**INFORMATION GIVEN**:
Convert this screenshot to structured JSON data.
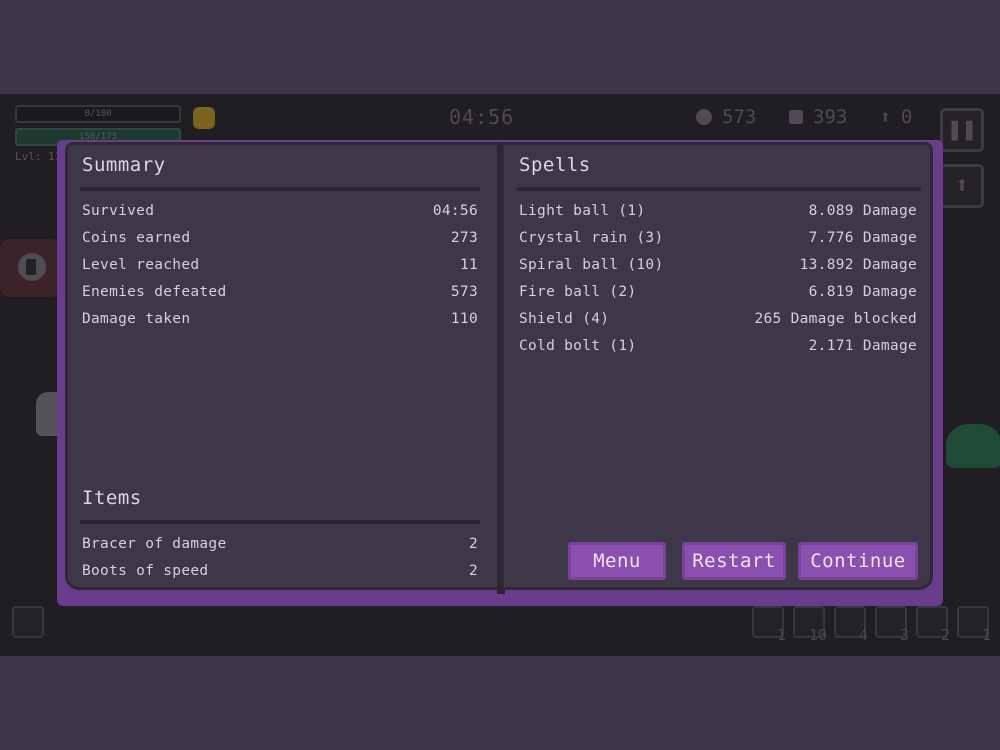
{
  "hud": {
    "hp_text": "0/100",
    "xp_text": "158/173",
    "level_text": "Lvl: 11",
    "timer": "04:56",
    "skulls": "573",
    "gems": "393",
    "upgrades": "0",
    "slots": [
      "1",
      "10",
      "4",
      "3",
      "2",
      "1"
    ]
  },
  "summary": {
    "title": "Summary",
    "rows": [
      {
        "label": "Survived",
        "value": "04:56"
      },
      {
        "label": "Coins earned",
        "value": "273"
      },
      {
        "label": "Level reached",
        "value": "11"
      },
      {
        "label": "Enemies defeated",
        "value": "573"
      },
      {
        "label": "Damage taken",
        "value": "110"
      }
    ]
  },
  "items": {
    "title": "Items",
    "rows": [
      {
        "label": "Bracer of damage",
        "value": "2"
      },
      {
        "label": "Boots of speed",
        "value": "2"
      }
    ]
  },
  "spells": {
    "title": "Spells",
    "rows": [
      {
        "label": "Light ball (1)",
        "value": "8.089 Damage"
      },
      {
        "label": "Crystal rain (3)",
        "value": "7.776 Damage"
      },
      {
        "label": "Spiral ball (10)",
        "value": "13.892 Damage"
      },
      {
        "label": "Fire ball (2)",
        "value": "6.819 Damage"
      },
      {
        "label": "Shield (4)",
        "value": "265 Damage blocked"
      },
      {
        "label": "Cold bolt (1)",
        "value": "2.171 Damage"
      }
    ]
  },
  "buttons": {
    "menu": "Menu",
    "restart": "Restart",
    "continue": "Continue"
  },
  "colors": {
    "dialog_border": "#6a3d8c",
    "page": "#3e3748",
    "button": "#8a4faf",
    "background": "#3d3548"
  }
}
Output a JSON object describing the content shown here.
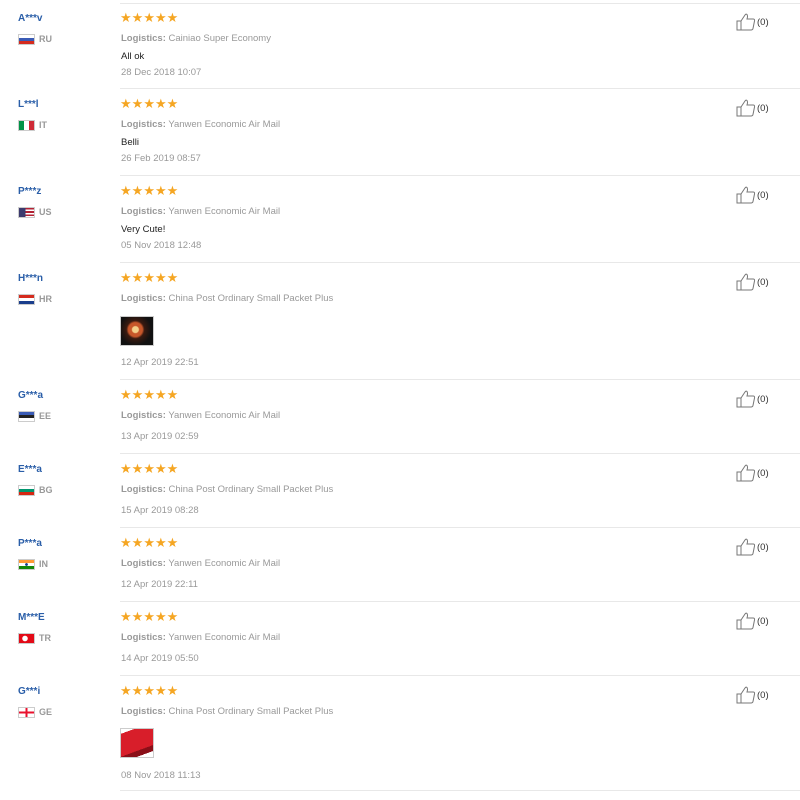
{
  "reviews": [
    {
      "user": "A***v",
      "country": "RU",
      "logistics_label": "Logistics:",
      "logistics": "Cainiao Super Economy",
      "comment": "All ok",
      "date": "28 Dec 2018 10:07",
      "helpful": "(0)",
      "stars": 5
    },
    {
      "user": "L***l",
      "country": "IT",
      "logistics_label": "Logistics:",
      "logistics": "Yanwen Economic Air Mail",
      "comment": "Belli",
      "date": "26 Feb 2019 08:57",
      "helpful": "(0)",
      "stars": 5
    },
    {
      "user": "P***z",
      "country": "US",
      "logistics_label": "Logistics:",
      "logistics": "Yanwen Economic Air Mail",
      "comment": "Very Cute!",
      "date": "05 Nov 2018 12:48",
      "helpful": "(0)",
      "stars": 5
    },
    {
      "user": "H***n",
      "country": "HR",
      "logistics_label": "Logistics:",
      "logistics": "China Post Ordinary Small Packet Plus",
      "date": "12 Apr 2019 22:51",
      "helpful": "(0)",
      "stars": 5
    },
    {
      "user": "G***a",
      "country": "EE",
      "logistics_label": "Logistics:",
      "logistics": "Yanwen Economic Air Mail",
      "date": "13 Apr 2019 02:59",
      "helpful": "(0)",
      "stars": 5
    },
    {
      "user": "E***a",
      "country": "BG",
      "logistics_label": "Logistics:",
      "logistics": "China Post Ordinary Small Packet Plus",
      "date": "15 Apr 2019 08:28",
      "helpful": "(0)",
      "stars": 5
    },
    {
      "user": "P***a",
      "country": "IN",
      "logistics_label": "Logistics:",
      "logistics": "Yanwen Economic Air Mail",
      "date": "12 Apr 2019 22:11",
      "helpful": "(0)",
      "stars": 5
    },
    {
      "user": "M***E",
      "country": "TR",
      "logistics_label": "Logistics:",
      "logistics": "Yanwen Economic Air Mail",
      "date": "14 Apr 2019 05:50",
      "helpful": "(0)",
      "stars": 5
    },
    {
      "user": "G***i",
      "country": "GE",
      "logistics_label": "Logistics:",
      "logistics": "China Post Ordinary Small Packet Plus",
      "date": "08 Nov 2018 11:13",
      "helpful": "(0)",
      "stars": 5
    }
  ],
  "colors": {
    "star": "#f5a623",
    "username": "#2a5ea8",
    "muted": "#999999"
  },
  "icons": {
    "star": "star-icon",
    "helpful": "thumbs-up-icon"
  }
}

**REQUIREMENT**:
Output the full set of records above without changing a word, and drop the images.

**EXERCISE SOLUTION**:
Convert this screenshot to structured JSON data.
{
  "hud": {
    "hp_text": "0/100",
    "xp_text": "158/173",
    "level_text": "Lvl: 11",
    "timer": "04:56",
    "skulls": "573",
    "gems": "393",
    "upgrades": "0",
    "slots": [
      "1",
      "10",
      "4",
      "3",
      "2",
      "1"
    ]
  },
  "summary": {
    "title": "Summary",
    "rows": [
      {
        "label": "Survived",
        "value": "04:56"
      },
      {
        "label": "Coins earned",
        "value": "273"
      },
      {
        "label": "Level reached",
        "value": "11"
      },
      {
        "label": "Enemies defeated",
        "value": "573"
      },
      {
        "label": "Damage taken",
        "value": "110"
      }
    ]
  },
  "items": {
    "title": "Items",
    "rows": [
      {
        "label": "Bracer of damage",
        "value": "2"
      },
      {
        "label": "Boots of speed",
        "value": "2"
      }
    ]
  },
  "spells": {
    "title": "Spells",
    "rows": [
      {
        "label": "Light ball (1)",
        "value": "8.089 Damage"
      },
      {
        "label": "Crystal rain (3)",
        "value": "7.776 Damage"
      },
      {
        "label": "Spiral ball (10)",
        "value": "13.892 Damage"
      },
      {
        "label": "Fire ball (2)",
        "value": "6.819 Damage"
      },
      {
        "label": "Shield (4)",
        "value": "265 Damage blocked"
      },
      {
        "label": "Cold bolt (1)",
        "value": "2.171 Damage"
      }
    ]
  },
  "buttons": {
    "menu": "Menu",
    "restart": "Restart",
    "continue": "Continue"
  },
  "colors": {
    "dialog_border": "#6a3d8c",
    "page": "#3e3748",
    "button": "#8a4faf",
    "background": "#3d3548"
  }
}
Output a JSON object describing the content shown here.
{
  "reviews": [
    {
      "user": "A***v",
      "country": "RU",
      "logistics_label": "Logistics:",
      "logistics": "Cainiao Super Economy",
      "comment": "All ok",
      "date": "28 Dec 2018 10:07",
      "helpful": "(0)",
      "stars": 5
    },
    {
      "user": "L***l",
      "country": "IT",
      "logistics_label": "Logistics:",
      "logistics": "Yanwen Economic Air Mail",
      "comment": "Belli",
      "date": "26 Feb 2019 08:57",
      "helpful": "(0)",
      "stars": 5
    },
    {
      "user": "P***z",
      "country": "US",
      "logistics_label": "Logistics:",
      "logistics": "Yanwen Economic Air Mail",
      "comment": "Very Cute!",
      "date": "05 Nov 2018 12:48",
      "helpful": "(0)",
      "stars": 5
    },
    {
      "user": "H***n",
      "country": "HR",
      "logistics_label": "Logistics:",
      "logistics": "China Post Ordinary Small Packet Plus",
      "date": "12 Apr 2019 22:51",
      "helpful": "(0)",
      "stars": 5
    },
    {
      "user": "G***a",
      "country": "EE",
      "logistics_label": "Logistics:",
      "logistics": "Yanwen Economic Air Mail",
      "date": "13 Apr 2019 02:59",
      "helpful": "(0)",
      "stars": 5
    },
    {
      "user": "E***a",
      "country": "BG",
      "logistics_label": "Logistics:",
      "logistics": "China Post Ordinary Small Packet Plus",
      "date": "15 Apr 2019 08:28",
      "helpful": "(0)",
      "stars": 5
    },
    {
      "user": "P***a",
      "country": "IN",
      "logistics_label": "Logistics:",
      "logistics": "Yanwen Economic Air Mail",
      "date": "12 Apr 2019 22:11",
      "helpful": "(0)",
      "stars": 5
    },
    {
      "user": "M***E",
      "country": "TR",
      "logistics_label": "Logistics:",
      "logistics": "Yanwen Economic Air Mail",
      "date": "14 Apr 2019 05:50",
      "helpful": "(0)",
      "stars": 5
    },
    {
      "user": "G***i",
      "country": "GE",
      "logistics_label": "Logistics:",
      "logistics": "China Post Ordinary Small Packet Plus",
      "date": "08 Nov 2018 11:13",
      "helpful": "(0)",
      "stars": 5
    }
  ],
  "colors": {
    "star": "#f5a623",
    "username": "#2a5ea8",
    "muted": "#999999"
  },
  "icons": {
    "star": "star-icon",
    "helpful": "thumbs-up-icon"
  }
}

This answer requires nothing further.